_Material for the task_.
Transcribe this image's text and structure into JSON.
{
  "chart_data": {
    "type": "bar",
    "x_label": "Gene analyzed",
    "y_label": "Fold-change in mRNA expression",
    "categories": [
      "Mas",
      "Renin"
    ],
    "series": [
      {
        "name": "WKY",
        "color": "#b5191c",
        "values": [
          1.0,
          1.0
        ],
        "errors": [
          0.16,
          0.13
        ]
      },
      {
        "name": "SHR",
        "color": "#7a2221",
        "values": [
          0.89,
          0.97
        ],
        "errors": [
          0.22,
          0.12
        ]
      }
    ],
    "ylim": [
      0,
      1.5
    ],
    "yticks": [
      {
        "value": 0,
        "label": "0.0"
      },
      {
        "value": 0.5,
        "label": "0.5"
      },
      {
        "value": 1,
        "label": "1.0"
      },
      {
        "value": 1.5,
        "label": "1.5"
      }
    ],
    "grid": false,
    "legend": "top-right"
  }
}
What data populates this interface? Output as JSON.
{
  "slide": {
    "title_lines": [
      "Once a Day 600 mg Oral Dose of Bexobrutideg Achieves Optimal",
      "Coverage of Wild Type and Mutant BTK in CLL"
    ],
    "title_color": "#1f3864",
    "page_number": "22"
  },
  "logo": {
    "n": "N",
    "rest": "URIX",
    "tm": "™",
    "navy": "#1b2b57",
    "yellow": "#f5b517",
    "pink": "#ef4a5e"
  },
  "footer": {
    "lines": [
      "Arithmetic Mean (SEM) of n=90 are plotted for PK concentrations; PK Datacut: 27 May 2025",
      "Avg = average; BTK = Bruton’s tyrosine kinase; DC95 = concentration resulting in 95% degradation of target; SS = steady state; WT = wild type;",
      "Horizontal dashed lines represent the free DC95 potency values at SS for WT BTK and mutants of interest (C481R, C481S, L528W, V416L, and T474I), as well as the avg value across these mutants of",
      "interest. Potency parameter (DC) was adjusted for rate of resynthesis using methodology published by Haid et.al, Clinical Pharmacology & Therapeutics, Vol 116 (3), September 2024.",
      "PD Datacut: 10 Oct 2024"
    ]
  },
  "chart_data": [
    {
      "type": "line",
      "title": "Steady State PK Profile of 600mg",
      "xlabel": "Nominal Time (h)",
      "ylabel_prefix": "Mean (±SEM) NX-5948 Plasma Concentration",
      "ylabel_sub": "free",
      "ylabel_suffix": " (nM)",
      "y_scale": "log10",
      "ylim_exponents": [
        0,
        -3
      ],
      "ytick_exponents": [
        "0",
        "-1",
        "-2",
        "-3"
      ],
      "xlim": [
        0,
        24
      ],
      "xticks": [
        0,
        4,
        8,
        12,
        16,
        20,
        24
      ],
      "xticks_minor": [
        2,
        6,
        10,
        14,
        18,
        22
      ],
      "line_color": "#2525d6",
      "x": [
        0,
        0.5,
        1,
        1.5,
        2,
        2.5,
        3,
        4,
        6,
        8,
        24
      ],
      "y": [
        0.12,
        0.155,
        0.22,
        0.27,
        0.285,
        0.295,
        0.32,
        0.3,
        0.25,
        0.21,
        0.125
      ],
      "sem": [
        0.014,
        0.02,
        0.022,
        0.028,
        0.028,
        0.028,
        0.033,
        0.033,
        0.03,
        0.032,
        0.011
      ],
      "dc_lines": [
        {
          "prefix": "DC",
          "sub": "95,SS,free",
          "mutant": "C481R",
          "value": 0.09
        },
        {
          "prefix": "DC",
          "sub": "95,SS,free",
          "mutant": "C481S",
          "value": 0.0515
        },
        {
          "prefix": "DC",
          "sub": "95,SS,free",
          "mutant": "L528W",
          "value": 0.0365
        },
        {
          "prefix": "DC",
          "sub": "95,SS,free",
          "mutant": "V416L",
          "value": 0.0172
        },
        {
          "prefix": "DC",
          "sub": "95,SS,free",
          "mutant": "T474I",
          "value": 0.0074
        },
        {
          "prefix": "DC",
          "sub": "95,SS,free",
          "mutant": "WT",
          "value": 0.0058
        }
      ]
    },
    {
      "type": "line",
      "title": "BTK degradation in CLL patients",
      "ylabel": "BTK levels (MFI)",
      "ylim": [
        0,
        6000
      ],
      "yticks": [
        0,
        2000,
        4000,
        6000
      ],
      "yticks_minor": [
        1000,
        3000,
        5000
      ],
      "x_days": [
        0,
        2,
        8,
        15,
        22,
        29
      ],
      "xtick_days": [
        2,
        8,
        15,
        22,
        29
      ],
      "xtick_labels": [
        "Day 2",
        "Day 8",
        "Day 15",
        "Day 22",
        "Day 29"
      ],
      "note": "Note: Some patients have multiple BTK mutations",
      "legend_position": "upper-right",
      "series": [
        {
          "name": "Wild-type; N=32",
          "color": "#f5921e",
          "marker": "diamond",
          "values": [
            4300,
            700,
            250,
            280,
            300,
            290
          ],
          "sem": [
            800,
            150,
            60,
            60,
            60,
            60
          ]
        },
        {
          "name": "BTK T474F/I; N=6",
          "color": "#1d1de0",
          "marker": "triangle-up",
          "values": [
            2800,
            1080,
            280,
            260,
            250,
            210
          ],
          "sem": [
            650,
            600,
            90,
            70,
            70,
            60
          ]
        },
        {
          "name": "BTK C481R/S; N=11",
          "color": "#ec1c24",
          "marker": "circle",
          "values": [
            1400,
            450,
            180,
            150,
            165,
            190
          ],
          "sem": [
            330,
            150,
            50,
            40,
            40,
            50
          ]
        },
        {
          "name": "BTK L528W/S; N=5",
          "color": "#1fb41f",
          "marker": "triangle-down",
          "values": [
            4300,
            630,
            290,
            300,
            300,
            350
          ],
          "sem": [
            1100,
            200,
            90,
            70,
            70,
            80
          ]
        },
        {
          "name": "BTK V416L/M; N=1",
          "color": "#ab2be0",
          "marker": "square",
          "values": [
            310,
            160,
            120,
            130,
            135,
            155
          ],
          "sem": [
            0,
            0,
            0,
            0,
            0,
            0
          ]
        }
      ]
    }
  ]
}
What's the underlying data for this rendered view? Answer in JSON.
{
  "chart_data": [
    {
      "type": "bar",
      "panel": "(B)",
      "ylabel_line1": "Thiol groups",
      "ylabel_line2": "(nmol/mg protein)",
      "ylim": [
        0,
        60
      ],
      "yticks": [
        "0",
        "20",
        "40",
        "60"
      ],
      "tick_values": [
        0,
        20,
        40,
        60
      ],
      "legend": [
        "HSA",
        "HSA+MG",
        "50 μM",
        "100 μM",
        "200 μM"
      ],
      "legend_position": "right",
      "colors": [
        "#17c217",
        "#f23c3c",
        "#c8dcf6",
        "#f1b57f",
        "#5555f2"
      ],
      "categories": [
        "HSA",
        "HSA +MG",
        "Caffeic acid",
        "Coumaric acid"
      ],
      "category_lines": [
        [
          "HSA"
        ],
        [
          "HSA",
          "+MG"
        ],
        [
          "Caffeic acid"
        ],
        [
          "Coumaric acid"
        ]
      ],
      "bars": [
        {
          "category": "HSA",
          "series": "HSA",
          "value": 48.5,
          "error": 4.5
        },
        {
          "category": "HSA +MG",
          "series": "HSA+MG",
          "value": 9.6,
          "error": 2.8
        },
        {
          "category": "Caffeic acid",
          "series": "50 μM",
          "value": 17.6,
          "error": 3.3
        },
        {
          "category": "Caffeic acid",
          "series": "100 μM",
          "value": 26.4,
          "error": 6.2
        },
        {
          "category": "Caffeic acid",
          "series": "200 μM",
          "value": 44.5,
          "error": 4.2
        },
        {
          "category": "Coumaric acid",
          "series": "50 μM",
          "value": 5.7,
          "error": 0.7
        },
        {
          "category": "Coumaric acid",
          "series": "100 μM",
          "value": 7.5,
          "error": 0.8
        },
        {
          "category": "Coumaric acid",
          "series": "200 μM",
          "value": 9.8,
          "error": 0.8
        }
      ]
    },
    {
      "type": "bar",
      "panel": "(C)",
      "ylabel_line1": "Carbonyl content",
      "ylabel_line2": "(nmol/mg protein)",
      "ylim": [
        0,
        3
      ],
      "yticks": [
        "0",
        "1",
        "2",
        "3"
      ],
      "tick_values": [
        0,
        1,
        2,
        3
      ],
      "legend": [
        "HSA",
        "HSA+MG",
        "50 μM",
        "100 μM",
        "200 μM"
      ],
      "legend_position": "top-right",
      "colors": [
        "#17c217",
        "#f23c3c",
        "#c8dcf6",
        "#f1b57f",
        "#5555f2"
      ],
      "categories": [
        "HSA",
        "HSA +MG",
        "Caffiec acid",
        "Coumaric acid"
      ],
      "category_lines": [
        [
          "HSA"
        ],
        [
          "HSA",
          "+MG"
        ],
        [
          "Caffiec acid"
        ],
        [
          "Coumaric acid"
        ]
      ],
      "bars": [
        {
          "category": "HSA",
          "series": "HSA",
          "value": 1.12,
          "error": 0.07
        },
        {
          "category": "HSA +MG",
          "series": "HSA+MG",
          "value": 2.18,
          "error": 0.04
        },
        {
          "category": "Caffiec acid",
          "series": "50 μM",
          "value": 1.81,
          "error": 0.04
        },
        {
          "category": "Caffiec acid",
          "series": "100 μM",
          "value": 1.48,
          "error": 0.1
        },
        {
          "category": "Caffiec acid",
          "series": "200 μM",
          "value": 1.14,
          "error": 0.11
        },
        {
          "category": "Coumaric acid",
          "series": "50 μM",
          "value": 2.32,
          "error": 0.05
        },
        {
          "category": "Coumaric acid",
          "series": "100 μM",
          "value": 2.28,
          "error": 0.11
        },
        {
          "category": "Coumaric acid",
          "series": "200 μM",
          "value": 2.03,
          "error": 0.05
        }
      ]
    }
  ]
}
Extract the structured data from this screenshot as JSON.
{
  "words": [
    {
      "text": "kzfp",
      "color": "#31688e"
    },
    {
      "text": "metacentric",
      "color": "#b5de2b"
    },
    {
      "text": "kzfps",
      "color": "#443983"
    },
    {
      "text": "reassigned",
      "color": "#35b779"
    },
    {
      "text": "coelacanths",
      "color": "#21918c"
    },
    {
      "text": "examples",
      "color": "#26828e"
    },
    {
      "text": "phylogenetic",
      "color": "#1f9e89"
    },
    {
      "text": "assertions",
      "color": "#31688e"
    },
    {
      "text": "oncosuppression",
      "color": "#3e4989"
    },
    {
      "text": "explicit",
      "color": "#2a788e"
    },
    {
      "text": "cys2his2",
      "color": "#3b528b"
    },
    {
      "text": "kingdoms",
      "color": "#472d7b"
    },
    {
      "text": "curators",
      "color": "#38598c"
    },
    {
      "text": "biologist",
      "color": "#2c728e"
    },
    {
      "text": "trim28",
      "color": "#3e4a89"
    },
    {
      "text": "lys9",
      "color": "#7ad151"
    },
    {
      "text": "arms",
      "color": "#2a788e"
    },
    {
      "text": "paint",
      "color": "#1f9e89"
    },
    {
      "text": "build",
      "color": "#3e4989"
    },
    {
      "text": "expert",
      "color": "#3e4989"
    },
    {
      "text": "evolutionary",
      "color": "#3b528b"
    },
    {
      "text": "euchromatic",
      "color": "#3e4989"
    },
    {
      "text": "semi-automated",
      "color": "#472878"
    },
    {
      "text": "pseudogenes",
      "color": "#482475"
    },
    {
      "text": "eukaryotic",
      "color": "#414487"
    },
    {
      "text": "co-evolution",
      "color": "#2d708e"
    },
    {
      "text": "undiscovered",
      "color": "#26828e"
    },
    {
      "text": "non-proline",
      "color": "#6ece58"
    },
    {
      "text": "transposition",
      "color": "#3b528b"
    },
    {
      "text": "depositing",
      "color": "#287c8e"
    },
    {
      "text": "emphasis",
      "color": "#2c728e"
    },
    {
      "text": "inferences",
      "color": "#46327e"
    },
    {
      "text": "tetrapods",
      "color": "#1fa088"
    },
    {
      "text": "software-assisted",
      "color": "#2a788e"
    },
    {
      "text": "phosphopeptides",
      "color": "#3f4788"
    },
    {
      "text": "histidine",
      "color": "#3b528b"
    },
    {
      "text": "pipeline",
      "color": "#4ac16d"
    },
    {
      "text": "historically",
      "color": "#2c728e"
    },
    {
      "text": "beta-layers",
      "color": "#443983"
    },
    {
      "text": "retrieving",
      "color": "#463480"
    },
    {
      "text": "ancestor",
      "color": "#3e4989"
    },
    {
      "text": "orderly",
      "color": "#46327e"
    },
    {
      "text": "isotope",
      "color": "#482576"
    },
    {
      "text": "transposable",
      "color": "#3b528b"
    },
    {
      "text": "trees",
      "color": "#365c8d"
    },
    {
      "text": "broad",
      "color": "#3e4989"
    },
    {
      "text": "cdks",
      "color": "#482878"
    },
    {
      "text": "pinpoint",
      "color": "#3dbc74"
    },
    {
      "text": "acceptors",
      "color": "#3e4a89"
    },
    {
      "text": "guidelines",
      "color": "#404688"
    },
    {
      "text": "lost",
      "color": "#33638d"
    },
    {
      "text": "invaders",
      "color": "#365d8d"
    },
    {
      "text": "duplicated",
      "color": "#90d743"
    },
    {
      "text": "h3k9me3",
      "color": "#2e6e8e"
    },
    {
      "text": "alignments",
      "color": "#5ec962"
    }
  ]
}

_Problem to solve_. Go through the entries and return each line where the word "interest" occurs.

_Response_.
      "Horizontal dashed lines represent the free DC95 potency values at SS for WT BTK and mutants of interest (C481R, C481S, L528W, V416L, and T474I), as well as the avg value across these mutants of",
      "interest. Potency parameter (DC) was adjusted for rate of resynthesis using methodology published by Haid et.al, Clinical Pharmacology & Therapeutics, Vol 116 (3), September 2024.",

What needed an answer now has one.